[BEGIN Listing]

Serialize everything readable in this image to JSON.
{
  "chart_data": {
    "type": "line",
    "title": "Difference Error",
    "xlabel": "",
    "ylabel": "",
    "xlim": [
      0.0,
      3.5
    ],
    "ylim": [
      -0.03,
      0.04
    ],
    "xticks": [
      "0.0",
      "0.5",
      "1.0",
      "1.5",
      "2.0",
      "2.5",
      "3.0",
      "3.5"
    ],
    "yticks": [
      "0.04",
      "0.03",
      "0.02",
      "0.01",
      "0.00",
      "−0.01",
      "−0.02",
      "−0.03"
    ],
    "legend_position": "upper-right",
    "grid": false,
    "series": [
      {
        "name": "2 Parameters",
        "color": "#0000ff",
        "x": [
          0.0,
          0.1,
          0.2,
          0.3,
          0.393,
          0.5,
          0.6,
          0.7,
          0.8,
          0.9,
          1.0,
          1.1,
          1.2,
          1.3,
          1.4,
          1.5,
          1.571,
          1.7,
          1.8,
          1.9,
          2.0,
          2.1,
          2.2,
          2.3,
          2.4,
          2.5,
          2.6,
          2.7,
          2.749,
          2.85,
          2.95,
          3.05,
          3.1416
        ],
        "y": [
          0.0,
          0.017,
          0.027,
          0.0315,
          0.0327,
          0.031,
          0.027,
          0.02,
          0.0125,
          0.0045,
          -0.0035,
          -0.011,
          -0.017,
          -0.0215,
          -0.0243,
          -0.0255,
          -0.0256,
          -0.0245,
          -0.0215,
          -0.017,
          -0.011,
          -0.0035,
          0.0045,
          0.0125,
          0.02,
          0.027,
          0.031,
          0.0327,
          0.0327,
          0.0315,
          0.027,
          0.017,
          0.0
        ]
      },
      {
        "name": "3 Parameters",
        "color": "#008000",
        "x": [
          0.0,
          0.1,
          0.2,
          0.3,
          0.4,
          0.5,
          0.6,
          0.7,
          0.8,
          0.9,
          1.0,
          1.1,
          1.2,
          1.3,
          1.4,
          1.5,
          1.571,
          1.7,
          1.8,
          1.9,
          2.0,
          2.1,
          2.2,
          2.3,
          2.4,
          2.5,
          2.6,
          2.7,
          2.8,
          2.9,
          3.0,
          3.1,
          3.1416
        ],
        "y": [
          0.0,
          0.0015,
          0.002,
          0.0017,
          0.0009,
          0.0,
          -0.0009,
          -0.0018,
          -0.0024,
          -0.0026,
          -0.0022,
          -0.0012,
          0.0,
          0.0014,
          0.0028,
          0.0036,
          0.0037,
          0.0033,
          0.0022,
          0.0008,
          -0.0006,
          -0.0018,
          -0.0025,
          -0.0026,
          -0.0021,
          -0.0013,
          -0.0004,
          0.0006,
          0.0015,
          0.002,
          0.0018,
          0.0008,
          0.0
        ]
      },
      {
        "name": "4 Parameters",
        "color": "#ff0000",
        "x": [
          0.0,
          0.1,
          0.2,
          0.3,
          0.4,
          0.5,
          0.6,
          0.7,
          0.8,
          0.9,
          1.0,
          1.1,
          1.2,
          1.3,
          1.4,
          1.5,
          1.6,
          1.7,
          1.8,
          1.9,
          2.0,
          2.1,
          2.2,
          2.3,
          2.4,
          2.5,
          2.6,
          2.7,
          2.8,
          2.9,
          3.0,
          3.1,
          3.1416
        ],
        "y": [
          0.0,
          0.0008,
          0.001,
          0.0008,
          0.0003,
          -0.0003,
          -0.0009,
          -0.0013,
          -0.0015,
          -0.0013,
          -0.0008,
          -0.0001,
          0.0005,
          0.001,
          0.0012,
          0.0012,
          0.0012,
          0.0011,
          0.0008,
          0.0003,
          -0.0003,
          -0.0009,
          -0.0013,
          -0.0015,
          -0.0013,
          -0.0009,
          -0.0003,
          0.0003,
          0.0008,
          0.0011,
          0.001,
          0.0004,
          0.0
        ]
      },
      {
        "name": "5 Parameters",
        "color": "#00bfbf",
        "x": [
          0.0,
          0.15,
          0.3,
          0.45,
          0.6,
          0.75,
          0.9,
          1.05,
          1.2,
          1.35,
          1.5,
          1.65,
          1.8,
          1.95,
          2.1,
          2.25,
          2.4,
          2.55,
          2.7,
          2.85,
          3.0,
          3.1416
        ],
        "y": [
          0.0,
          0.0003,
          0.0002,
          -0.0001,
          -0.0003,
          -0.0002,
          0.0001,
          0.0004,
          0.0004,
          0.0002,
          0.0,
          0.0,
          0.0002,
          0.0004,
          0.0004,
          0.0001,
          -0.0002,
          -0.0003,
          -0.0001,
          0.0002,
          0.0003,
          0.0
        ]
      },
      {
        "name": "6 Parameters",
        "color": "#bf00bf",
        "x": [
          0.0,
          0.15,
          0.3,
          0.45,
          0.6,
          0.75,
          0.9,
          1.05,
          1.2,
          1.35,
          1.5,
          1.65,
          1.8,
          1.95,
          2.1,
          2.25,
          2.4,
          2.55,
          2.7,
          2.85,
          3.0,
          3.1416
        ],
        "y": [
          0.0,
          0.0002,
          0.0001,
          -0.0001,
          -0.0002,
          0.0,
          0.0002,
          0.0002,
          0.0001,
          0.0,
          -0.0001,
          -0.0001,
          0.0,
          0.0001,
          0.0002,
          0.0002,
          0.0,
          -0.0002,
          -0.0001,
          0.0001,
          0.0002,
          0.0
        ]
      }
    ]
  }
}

[END Listing]

▶ **Task description**
From the records above, work out how many lines contain the string "color". Give only the number.

▶ **Task response**
5